:: Your instructions ::
Can you copy these rows word for word, everything from the line containing "639, 190, 652]" down to the line containing "119, 695, 132]"?

++++ Data provided

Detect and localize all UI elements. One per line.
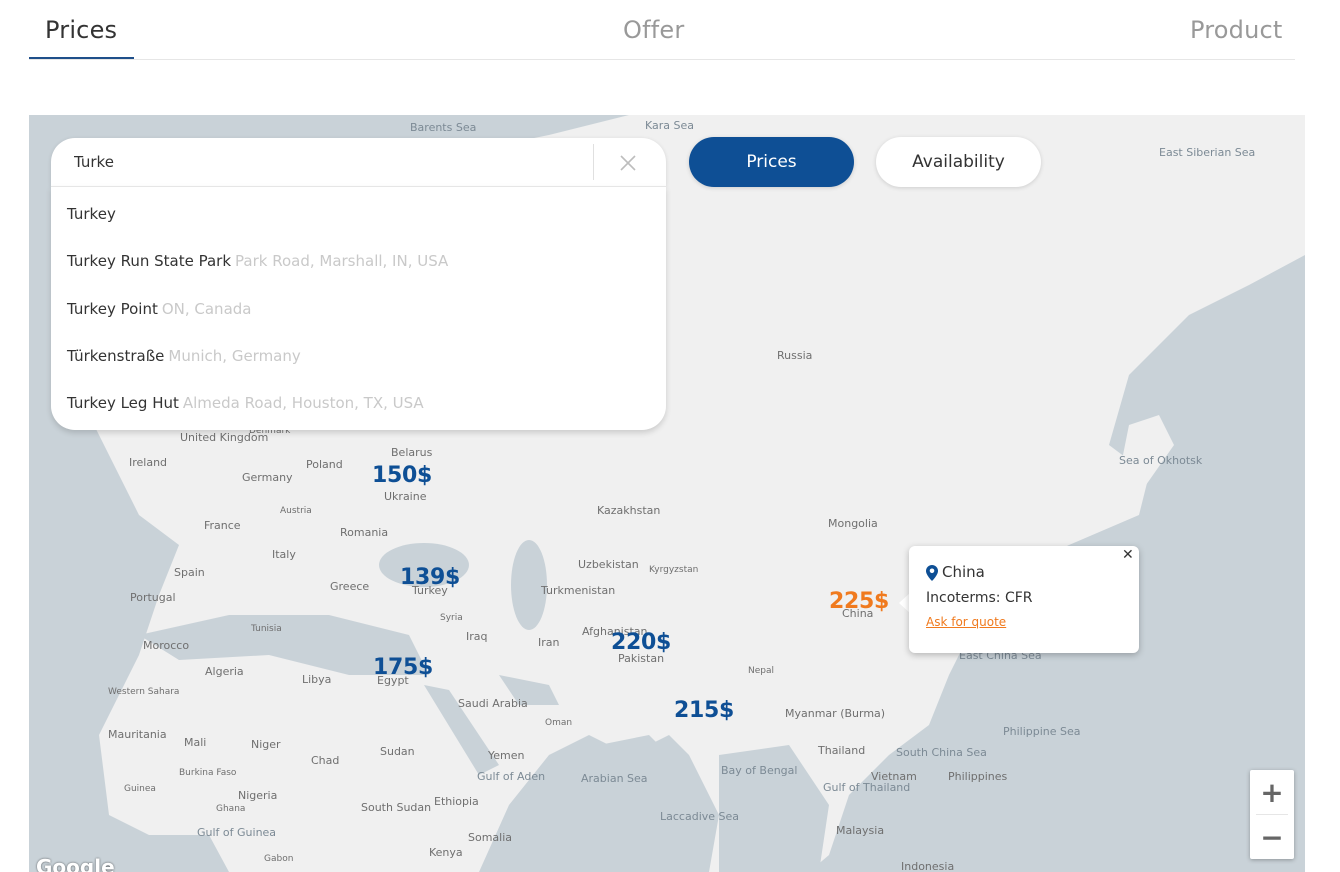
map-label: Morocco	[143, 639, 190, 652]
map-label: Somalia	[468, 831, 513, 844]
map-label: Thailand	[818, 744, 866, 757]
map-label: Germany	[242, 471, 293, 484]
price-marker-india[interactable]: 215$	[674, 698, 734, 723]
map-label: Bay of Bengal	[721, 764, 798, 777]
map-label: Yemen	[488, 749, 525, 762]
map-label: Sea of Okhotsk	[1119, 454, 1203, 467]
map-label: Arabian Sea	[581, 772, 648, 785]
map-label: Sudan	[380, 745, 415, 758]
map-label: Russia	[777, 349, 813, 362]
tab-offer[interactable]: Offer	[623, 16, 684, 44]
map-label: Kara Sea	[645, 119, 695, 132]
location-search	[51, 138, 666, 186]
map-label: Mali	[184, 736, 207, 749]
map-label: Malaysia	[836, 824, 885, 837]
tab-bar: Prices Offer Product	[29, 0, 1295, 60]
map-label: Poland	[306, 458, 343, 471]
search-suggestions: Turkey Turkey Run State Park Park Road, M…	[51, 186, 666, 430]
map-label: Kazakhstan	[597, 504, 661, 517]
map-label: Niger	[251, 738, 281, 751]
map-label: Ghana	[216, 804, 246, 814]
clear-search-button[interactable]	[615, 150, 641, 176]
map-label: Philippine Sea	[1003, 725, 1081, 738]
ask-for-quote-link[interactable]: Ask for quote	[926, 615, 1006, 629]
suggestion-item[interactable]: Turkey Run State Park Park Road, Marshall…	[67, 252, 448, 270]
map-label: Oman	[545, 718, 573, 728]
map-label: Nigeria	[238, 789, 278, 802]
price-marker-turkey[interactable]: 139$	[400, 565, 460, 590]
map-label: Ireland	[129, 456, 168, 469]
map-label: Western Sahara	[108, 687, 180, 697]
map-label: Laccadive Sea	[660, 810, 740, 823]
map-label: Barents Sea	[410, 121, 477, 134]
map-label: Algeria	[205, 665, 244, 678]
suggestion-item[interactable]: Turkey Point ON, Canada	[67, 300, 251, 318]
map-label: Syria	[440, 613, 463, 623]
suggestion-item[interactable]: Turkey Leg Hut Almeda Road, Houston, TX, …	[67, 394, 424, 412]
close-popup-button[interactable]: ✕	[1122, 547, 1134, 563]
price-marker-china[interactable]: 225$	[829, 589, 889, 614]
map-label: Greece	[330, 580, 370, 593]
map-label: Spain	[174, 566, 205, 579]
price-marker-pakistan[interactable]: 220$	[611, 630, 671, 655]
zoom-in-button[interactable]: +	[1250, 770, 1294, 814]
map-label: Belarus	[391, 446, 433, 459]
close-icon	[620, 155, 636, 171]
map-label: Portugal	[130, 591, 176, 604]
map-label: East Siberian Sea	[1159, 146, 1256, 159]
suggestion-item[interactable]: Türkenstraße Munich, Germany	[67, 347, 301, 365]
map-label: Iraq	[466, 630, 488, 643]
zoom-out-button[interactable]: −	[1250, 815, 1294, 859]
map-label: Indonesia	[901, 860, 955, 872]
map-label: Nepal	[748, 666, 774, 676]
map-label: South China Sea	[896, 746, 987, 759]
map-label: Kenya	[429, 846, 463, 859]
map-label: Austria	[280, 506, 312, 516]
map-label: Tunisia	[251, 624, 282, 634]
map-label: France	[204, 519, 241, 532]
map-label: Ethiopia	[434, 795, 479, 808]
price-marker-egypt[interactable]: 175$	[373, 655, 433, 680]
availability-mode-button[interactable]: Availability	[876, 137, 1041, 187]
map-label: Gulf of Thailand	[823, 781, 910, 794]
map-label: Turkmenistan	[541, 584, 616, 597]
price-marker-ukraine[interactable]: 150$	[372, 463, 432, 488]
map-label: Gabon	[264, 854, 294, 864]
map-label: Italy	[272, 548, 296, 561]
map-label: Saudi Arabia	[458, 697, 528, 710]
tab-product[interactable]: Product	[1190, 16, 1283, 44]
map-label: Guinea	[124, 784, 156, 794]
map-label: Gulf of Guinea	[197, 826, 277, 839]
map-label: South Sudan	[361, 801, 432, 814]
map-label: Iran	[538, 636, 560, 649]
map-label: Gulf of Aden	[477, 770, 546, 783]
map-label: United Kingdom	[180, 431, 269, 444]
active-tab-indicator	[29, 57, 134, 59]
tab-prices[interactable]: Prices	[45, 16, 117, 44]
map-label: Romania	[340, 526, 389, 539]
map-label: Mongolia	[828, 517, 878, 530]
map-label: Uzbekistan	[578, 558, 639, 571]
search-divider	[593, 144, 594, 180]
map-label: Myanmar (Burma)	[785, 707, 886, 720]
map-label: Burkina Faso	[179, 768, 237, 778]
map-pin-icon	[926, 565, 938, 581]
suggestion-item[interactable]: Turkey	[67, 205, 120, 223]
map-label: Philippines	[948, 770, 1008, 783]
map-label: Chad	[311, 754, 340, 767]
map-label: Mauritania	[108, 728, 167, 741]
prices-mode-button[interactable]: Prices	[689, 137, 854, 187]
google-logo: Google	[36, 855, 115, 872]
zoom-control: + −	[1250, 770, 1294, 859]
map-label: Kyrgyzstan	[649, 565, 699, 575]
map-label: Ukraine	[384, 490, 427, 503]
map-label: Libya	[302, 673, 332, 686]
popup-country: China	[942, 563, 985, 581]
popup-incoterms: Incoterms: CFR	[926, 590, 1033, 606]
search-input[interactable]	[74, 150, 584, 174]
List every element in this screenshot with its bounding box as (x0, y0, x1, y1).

++++++++

:: Result of this task ::
map-label: Morocco	[143, 639, 190, 652]
map-label: Somalia	[468, 831, 513, 844]
map-label: Thailand	[818, 744, 866, 757]
map-label: Germany	[242, 471, 293, 484]
price-marker-india[interactable]: 215$	[674, 698, 734, 723]
map-label: Bay of Bengal	[721, 764, 798, 777]
map-label: Yemen	[488, 749, 525, 762]
map-label: Sea of Okhotsk	[1119, 454, 1203, 467]
map-label: Arabian Sea	[581, 772, 648, 785]
map-label: Sudan	[380, 745, 415, 758]
map-label: Russia	[777, 349, 813, 362]
tab-offer[interactable]: Offer	[623, 16, 684, 44]
map-label: Kara Sea	[645, 119, 695, 132]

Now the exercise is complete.